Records
--- START ---
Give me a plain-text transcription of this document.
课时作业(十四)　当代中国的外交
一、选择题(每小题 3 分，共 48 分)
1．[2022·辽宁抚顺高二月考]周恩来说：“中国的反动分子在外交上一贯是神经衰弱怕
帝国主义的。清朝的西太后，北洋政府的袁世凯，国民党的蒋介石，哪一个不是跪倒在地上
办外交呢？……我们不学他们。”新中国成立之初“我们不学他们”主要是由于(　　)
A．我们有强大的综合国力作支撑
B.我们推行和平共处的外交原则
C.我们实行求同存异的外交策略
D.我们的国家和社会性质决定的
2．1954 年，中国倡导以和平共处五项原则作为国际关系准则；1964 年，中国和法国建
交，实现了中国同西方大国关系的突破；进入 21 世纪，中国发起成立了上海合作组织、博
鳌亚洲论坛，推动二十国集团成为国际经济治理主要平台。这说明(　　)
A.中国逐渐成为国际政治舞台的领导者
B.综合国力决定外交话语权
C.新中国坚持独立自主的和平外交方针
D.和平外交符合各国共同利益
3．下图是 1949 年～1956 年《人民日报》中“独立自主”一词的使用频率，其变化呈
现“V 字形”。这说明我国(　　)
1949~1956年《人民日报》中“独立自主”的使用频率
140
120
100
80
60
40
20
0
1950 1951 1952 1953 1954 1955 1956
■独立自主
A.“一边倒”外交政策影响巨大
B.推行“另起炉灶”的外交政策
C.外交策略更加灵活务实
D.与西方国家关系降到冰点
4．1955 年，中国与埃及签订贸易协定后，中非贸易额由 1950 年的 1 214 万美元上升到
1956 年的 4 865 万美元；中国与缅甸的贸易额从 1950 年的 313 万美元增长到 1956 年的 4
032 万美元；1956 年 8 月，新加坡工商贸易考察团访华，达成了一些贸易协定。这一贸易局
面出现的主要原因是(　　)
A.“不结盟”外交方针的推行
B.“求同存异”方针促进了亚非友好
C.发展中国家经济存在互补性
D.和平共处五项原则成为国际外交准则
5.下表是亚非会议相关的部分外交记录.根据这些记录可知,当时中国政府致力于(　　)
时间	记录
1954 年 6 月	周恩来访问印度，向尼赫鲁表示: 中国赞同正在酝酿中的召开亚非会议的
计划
--- END ---
• [What you will do]: Look through the lines above and collect those with the word "人民日报".

• [Written reply]:
3．下图是 1949 年～1956 年《人民日报》中“独立自主”一词的使用频率，其变化呈
1949~1956年《人民日报》中“独立自主”的使用频率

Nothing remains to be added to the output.